[Challenge]: Drop the pictures, then extract the listing word for word.

[Extracted data]:
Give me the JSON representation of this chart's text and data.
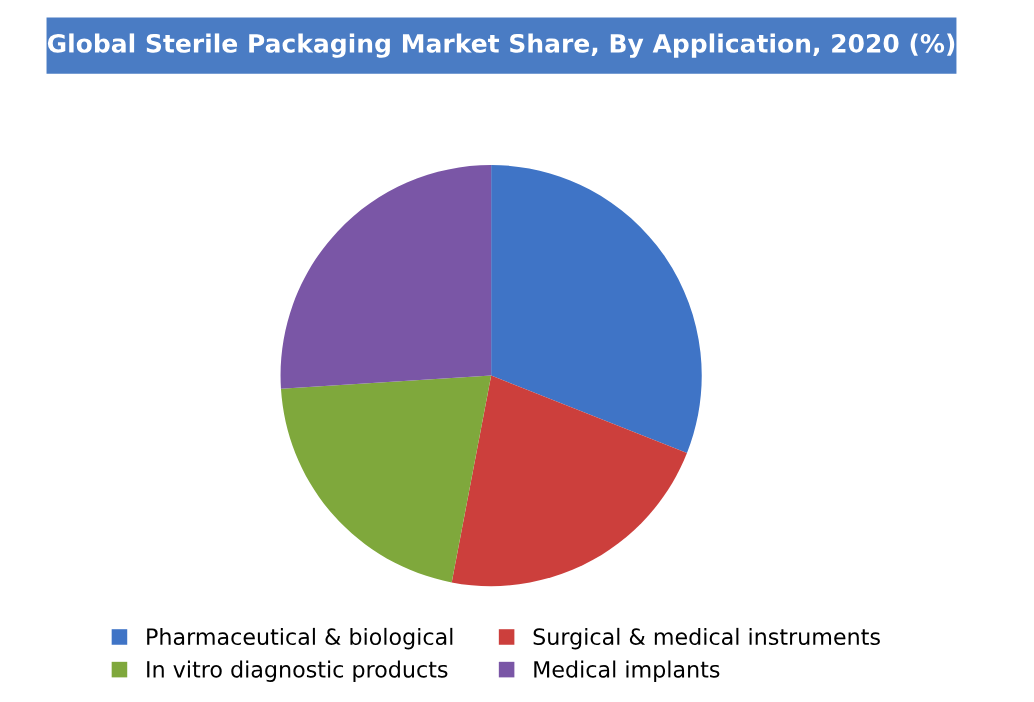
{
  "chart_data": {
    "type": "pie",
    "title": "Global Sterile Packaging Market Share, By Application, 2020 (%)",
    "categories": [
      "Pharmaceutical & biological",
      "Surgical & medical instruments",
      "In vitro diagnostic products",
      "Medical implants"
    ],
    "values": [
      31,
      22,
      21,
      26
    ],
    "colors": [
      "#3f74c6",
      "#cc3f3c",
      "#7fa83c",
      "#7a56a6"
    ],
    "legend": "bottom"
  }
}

[Result]:
Give me the JSON representation of this chart's text and data.
{
  "chart_data": {
    "type": "pie",
    "title": "Global Sterile Packaging Market Share, By Application, 2020 (%)",
    "categories": [
      "Pharmaceutical & biological",
      "Surgical & medical instruments",
      "In vitro diagnostic products",
      "Medical implants"
    ],
    "values": [
      31,
      22,
      21,
      26
    ],
    "colors": [
      "#3f74c6",
      "#cc3f3c",
      "#7fa83c",
      "#7a56a6"
    ],
    "legend": "bottom"
  }
}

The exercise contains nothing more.